Filter the records below and copy every line containing the word "JSON".

» Information supplied
---------------
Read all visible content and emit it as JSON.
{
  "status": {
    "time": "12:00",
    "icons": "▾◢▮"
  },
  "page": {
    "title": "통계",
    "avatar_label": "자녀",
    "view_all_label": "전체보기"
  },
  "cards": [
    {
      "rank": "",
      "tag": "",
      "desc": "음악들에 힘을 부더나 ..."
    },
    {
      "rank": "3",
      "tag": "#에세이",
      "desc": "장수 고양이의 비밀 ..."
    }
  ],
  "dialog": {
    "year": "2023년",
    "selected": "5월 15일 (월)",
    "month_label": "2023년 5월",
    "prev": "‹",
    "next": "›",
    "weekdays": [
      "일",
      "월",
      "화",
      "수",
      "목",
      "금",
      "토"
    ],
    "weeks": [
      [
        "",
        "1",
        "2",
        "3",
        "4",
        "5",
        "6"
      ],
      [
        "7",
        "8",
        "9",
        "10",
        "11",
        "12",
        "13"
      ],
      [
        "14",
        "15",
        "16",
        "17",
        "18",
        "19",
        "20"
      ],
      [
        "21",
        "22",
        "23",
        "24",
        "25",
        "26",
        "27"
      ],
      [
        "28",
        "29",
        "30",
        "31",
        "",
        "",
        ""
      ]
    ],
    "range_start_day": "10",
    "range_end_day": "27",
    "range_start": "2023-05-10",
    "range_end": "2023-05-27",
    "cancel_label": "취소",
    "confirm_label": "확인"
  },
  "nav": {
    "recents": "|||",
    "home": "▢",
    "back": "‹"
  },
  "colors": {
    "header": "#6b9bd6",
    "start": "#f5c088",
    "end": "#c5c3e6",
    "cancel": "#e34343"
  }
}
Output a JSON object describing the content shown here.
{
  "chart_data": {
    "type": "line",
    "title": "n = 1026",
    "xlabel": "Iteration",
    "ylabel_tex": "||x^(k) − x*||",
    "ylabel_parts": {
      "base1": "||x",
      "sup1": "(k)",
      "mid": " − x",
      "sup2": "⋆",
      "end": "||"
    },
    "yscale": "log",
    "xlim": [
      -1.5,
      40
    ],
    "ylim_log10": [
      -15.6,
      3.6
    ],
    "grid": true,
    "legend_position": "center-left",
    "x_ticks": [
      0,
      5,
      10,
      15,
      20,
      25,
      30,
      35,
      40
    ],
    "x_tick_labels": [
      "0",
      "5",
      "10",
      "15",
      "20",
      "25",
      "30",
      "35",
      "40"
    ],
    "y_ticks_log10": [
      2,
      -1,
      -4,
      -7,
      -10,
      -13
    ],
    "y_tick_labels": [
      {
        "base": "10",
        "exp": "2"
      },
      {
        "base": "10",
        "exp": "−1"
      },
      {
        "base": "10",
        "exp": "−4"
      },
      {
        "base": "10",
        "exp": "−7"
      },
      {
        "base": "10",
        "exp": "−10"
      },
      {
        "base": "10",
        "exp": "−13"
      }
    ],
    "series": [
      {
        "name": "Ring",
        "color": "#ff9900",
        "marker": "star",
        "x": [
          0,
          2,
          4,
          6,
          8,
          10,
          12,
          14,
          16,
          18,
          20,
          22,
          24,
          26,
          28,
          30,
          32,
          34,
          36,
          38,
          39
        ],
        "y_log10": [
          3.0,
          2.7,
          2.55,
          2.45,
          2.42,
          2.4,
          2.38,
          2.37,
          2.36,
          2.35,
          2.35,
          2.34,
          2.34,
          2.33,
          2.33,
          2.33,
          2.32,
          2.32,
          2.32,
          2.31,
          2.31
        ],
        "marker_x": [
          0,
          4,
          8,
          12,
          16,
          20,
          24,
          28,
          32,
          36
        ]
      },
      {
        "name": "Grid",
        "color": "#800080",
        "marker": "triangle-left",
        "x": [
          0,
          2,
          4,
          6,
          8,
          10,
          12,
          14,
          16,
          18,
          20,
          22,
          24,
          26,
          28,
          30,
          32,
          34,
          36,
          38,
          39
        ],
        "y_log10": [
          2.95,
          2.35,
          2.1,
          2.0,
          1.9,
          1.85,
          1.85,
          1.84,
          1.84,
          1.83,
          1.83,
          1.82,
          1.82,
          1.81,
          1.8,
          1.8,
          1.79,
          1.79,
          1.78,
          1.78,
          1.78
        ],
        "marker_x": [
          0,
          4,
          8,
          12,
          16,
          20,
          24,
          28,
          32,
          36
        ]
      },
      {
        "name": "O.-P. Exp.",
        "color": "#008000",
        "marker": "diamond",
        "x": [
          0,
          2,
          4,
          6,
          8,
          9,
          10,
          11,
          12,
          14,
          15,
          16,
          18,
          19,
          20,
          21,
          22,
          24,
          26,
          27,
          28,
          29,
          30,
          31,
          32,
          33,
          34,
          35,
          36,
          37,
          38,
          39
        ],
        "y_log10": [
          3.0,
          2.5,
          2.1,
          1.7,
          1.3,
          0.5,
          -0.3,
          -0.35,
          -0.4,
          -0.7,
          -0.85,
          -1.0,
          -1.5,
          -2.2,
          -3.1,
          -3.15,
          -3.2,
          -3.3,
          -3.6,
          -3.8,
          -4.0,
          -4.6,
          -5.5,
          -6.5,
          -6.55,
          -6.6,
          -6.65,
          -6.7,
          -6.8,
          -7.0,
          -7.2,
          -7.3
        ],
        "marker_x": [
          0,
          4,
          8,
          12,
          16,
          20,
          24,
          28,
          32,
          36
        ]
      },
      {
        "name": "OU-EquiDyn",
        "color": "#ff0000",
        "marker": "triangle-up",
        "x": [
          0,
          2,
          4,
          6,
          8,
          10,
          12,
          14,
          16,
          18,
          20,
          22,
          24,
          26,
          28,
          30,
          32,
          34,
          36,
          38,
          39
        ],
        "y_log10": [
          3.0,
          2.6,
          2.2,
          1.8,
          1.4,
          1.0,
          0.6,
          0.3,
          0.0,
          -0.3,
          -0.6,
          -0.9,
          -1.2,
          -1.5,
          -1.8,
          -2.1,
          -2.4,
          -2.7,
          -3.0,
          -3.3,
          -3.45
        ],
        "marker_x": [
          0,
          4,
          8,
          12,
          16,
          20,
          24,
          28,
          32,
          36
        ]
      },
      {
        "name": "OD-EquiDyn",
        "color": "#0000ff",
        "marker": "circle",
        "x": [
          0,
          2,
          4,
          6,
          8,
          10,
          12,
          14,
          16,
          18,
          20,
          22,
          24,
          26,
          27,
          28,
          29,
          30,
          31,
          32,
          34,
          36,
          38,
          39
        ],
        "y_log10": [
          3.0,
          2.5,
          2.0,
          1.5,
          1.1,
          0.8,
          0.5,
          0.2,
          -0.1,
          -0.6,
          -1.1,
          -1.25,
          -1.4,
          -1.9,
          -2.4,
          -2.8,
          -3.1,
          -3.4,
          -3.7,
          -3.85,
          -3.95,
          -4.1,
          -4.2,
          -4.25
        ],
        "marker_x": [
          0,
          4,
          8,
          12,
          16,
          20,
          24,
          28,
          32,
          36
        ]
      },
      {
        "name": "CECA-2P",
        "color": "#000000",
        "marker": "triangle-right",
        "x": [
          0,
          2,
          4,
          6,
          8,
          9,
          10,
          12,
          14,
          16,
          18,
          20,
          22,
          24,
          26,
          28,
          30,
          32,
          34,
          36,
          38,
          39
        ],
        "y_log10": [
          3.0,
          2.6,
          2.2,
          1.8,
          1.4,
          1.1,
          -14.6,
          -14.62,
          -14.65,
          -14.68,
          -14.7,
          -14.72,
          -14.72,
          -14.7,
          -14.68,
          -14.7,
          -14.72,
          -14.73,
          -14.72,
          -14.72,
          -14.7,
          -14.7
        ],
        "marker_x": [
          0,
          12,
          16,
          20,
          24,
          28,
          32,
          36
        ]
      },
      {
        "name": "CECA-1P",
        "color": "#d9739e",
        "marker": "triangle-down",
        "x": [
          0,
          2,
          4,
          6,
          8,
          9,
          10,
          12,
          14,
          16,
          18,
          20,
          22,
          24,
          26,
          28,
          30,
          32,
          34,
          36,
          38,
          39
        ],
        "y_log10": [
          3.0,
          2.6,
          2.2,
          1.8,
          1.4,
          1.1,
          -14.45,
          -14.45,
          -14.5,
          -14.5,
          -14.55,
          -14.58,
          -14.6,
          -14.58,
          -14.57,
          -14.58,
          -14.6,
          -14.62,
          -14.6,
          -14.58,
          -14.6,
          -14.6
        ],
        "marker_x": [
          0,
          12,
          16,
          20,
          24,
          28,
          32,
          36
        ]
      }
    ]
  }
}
---------------
» Output for this task
Read all visible content and emit it as JSON.
Output a JSON object describing the content shown here.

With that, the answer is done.